(Entries from a visual dataset)
┄┄┄┄┄┄┄┄┄┄┄┄┄┄┄┄┄┄┄┄

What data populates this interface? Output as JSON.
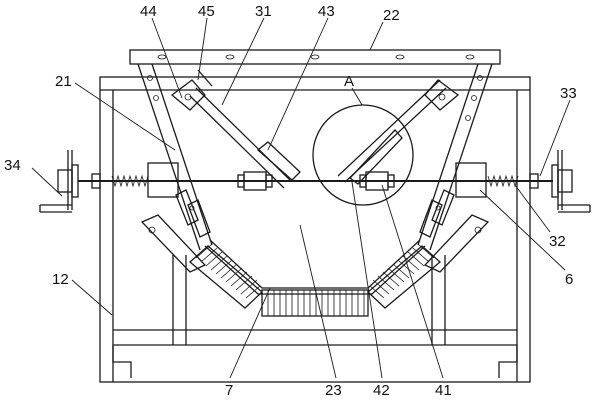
{
  "labels": {
    "l44": "44",
    "l45": "45",
    "l31": "31",
    "l43": "43",
    "l22": "22",
    "l21": "21",
    "lA": "A",
    "l33": "33",
    "l34": "34",
    "l32": "32",
    "l6": "6",
    "l12": "12",
    "l7": "7",
    "l23": "23",
    "l42": "42",
    "l41": "41"
  }
}
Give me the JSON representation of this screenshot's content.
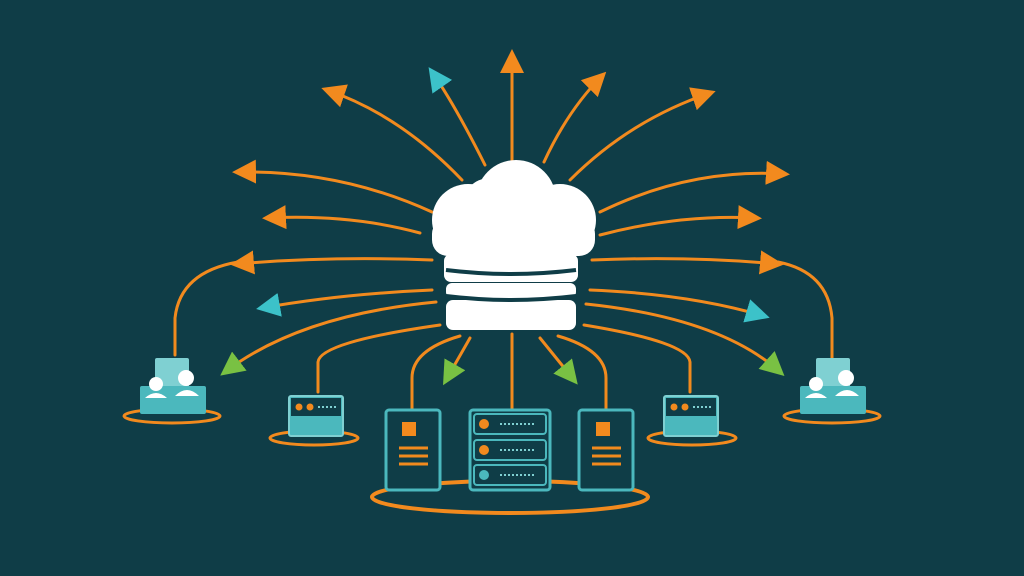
{
  "diagram": {
    "title": "",
    "hub": {
      "icon": "cloud-database-icon"
    },
    "nodes": [
      {
        "id": "users-left",
        "icon": "users-group-icon"
      },
      {
        "id": "device-left",
        "icon": "server-unit-icon"
      },
      {
        "id": "doc-left",
        "icon": "document-icon"
      },
      {
        "id": "server-rack",
        "icon": "server-rack-icon"
      },
      {
        "id": "doc-right",
        "icon": "document-icon"
      },
      {
        "id": "device-right",
        "icon": "server-unit-icon"
      },
      {
        "id": "users-right",
        "icon": "users-group-icon"
      }
    ]
  },
  "colors": {
    "background": "#0f3d47",
    "orange": "#f28a1e",
    "teal": "#4bb8bd",
    "teal_light": "#7fd0d2",
    "cyan_arrow": "#3cc2c9",
    "green_arrow": "#79c143",
    "white": "#ffffff",
    "dark_outline": "#0f3d47"
  }
}
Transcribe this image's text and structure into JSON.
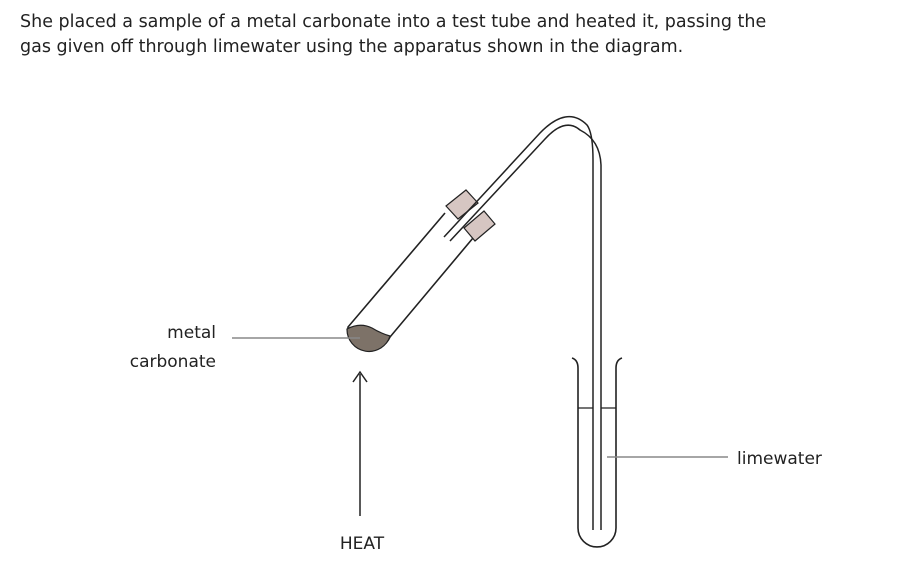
{
  "intro": {
    "line1": "She placed a sample of a metal carbonate into a test tube and heated it, passing the",
    "line2": "gas given off through limewater using the apparatus shown in the diagram."
  },
  "labels": {
    "metal_line1": "metal",
    "metal_line2": "carbonate",
    "limewater": "limewater",
    "heat": "HEAT"
  },
  "colors": {
    "stopper": "#d6c6c2",
    "solid": "#7d7268",
    "line": "#222222",
    "pointer": "#888888"
  }
}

┄┄┄┄┄┄┄┄┄┄┄┄┄┄┄┄┄┄┄┄

> EXERCISE: Each entry above should be reproduced exactly, with the pictures removed.

> CORRECT RESPONSE:
What data populates this interface? Output as JSON.
{
  "labels": {
    "l44": "44",
    "l45": "45",
    "l31": "31",
    "l43": "43",
    "l22": "22",
    "l21": "21",
    "lA": "A",
    "l33": "33",
    "l34": "34",
    "l32": "32",
    "l6": "6",
    "l12": "12",
    "l7": "7",
    "l23": "23",
    "l42": "42",
    "l41": "41"
  }
}
Give me the JSON representation of this screenshot's content.
{
  "diagram": {
    "title": "",
    "hub": {
      "icon": "cloud-database-icon"
    },
    "nodes": [
      {
        "id": "users-left",
        "icon": "users-group-icon"
      },
      {
        "id": "device-left",
        "icon": "server-unit-icon"
      },
      {
        "id": "doc-left",
        "icon": "document-icon"
      },
      {
        "id": "server-rack",
        "icon": "server-rack-icon"
      },
      {
        "id": "doc-right",
        "icon": "document-icon"
      },
      {
        "id": "device-right",
        "icon": "server-unit-icon"
      },
      {
        "id": "users-right",
        "icon": "users-group-icon"
      }
    ]
  },
  "colors": {
    "background": "#0f3d47",
    "orange": "#f28a1e",
    "teal": "#4bb8bd",
    "teal_light": "#7fd0d2",
    "cyan_arrow": "#3cc2c9",
    "green_arrow": "#79c143",
    "white": "#ffffff",
    "dark_outline": "#0f3d47"
  }
}
Transcribe this image's text and structure into JSON.
{
  "intro": {
    "line1": "She placed a sample of a metal carbonate into a test tube and heated it, passing the",
    "line2": "gas given off through limewater using the apparatus shown in the diagram."
  },
  "labels": {
    "metal_line1": "metal",
    "metal_line2": "carbonate",
    "limewater": "limewater",
    "heat": "HEAT"
  },
  "colors": {
    "stopper": "#d6c6c2",
    "solid": "#7d7268",
    "line": "#222222",
    "pointer": "#888888"
  }
}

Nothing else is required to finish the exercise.